AIM OF THE EXERCISE ->
Output the material beneath exactly, leaving nothing out.

Stored entries:
▬▬▬▬▬▬▬▬▬▬

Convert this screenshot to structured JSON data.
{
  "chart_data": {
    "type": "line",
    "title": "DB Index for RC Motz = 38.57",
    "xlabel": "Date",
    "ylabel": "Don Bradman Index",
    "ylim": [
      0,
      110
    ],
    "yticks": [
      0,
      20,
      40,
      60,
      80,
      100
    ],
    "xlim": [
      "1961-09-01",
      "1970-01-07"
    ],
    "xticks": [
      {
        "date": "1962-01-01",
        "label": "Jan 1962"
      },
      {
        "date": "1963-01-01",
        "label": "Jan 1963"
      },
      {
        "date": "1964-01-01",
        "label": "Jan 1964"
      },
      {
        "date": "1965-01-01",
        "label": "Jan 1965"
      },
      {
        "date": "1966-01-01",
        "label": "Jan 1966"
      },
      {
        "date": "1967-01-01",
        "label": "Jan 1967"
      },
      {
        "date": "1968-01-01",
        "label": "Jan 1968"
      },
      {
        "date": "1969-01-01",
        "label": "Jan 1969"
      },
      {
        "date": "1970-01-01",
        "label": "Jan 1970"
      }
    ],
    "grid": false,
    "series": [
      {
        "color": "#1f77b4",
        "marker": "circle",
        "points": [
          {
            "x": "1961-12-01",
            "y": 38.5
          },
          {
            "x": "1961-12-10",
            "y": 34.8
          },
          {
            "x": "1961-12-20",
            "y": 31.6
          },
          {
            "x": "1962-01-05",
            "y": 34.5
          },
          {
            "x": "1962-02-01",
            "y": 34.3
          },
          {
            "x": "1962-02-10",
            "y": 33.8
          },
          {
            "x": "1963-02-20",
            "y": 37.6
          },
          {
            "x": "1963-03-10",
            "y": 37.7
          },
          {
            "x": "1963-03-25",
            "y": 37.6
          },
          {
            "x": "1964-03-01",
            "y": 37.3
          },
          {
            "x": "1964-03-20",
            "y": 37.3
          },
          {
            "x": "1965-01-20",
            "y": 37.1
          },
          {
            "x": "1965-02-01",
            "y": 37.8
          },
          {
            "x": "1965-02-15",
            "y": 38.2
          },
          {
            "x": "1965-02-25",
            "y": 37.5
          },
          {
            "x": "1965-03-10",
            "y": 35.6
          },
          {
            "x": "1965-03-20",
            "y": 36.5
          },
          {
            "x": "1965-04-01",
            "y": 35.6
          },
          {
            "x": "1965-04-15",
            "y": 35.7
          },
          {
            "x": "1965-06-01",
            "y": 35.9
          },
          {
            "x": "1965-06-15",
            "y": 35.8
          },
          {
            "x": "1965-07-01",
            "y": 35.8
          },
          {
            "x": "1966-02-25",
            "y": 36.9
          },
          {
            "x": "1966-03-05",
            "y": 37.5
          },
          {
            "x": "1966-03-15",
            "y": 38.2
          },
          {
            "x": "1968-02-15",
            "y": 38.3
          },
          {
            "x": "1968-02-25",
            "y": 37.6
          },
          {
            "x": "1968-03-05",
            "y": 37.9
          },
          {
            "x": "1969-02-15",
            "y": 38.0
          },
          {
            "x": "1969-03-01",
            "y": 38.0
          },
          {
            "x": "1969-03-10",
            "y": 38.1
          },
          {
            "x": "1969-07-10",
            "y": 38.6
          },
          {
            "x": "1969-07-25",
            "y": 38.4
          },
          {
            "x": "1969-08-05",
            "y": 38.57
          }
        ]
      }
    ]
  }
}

▬▬▬▬▬▬▬▬▬▬

RESPONSE BELOW ->
Convert this screenshot to structured JSON data.
{
  "chart_data": {
    "type": "line",
    "title": "DB Index for RC Motz = 38.57",
    "xlabel": "Date",
    "ylabel": "Don Bradman Index",
    "ylim": [
      0,
      110
    ],
    "yticks": [
      0,
      20,
      40,
      60,
      80,
      100
    ],
    "xlim": [
      "1961-09-01",
      "1970-01-07"
    ],
    "xticks": [
      {
        "date": "1962-01-01",
        "label": "Jan 1962"
      },
      {
        "date": "1963-01-01",
        "label": "Jan 1963"
      },
      {
        "date": "1964-01-01",
        "label": "Jan 1964"
      },
      {
        "date": "1965-01-01",
        "label": "Jan 1965"
      },
      {
        "date": "1966-01-01",
        "label": "Jan 1966"
      },
      {
        "date": "1967-01-01",
        "label": "Jan 1967"
      },
      {
        "date": "1968-01-01",
        "label": "Jan 1968"
      },
      {
        "date": "1969-01-01",
        "label": "Jan 1969"
      },
      {
        "date": "1970-01-01",
        "label": "Jan 1970"
      }
    ],
    "grid": false,
    "series": [
      {
        "color": "#1f77b4",
        "marker": "circle",
        "points": [
          {
            "x": "1961-12-01",
            "y": 38.5
          },
          {
            "x": "1961-12-10",
            "y": 34.8
          },
          {
            "x": "1961-12-20",
            "y": 31.6
          },
          {
            "x": "1962-01-05",
            "y": 34.5
          },
          {
            "x": "1962-02-01",
            "y": 34.3
          },
          {
            "x": "1962-02-10",
            "y": 33.8
          },
          {
            "x": "1963-02-20",
            "y": 37.6
          },
          {
            "x": "1963-03-10",
            "y": 37.7
          },
          {
            "x": "1963-03-25",
            "y": 37.6
          },
          {
            "x": "1964-03-01",
            "y": 37.3
          },
          {
            "x": "1964-03-20",
            "y": 37.3
          },
          {
            "x": "1965-01-20",
            "y": 37.1
          },
          {
            "x": "1965-02-01",
            "y": 37.8
          },
          {
            "x": "1965-02-15",
            "y": 38.2
          },
          {
            "x": "1965-02-25",
            "y": 37.5
          },
          {
            "x": "1965-03-10",
            "y": 35.6
          },
          {
            "x": "1965-03-20",
            "y": 36.5
          },
          {
            "x": "1965-04-01",
            "y": 35.6
          },
          {
            "x": "1965-04-15",
            "y": 35.7
          },
          {
            "x": "1965-06-01",
            "y": 35.9
          },
          {
            "x": "1965-06-15",
            "y": 35.8
          },
          {
            "x": "1965-07-01",
            "y": 35.8
          },
          {
            "x": "1966-02-25",
            "y": 36.9
          },
          {
            "x": "1966-03-05",
            "y": 37.5
          },
          {
            "x": "1966-03-15",
            "y": 38.2
          },
          {
            "x": "1968-02-15",
            "y": 38.3
          },
          {
            "x": "1968-02-25",
            "y": 37.6
          },
          {
            "x": "1968-03-05",
            "y": 37.9
          },
          {
            "x": "1969-02-15",
            "y": 38.0
          },
          {
            "x": "1969-03-01",
            "y": 38.0
          },
          {
            "x": "1969-03-10",
            "y": 38.1
          },
          {
            "x": "1969-07-10",
            "y": 38.6
          },
          {
            "x": "1969-07-25",
            "y": 38.4
          },
          {
            "x": "1969-08-05",
            "y": 38.57
          }
        ]
      }
    ]
  }
}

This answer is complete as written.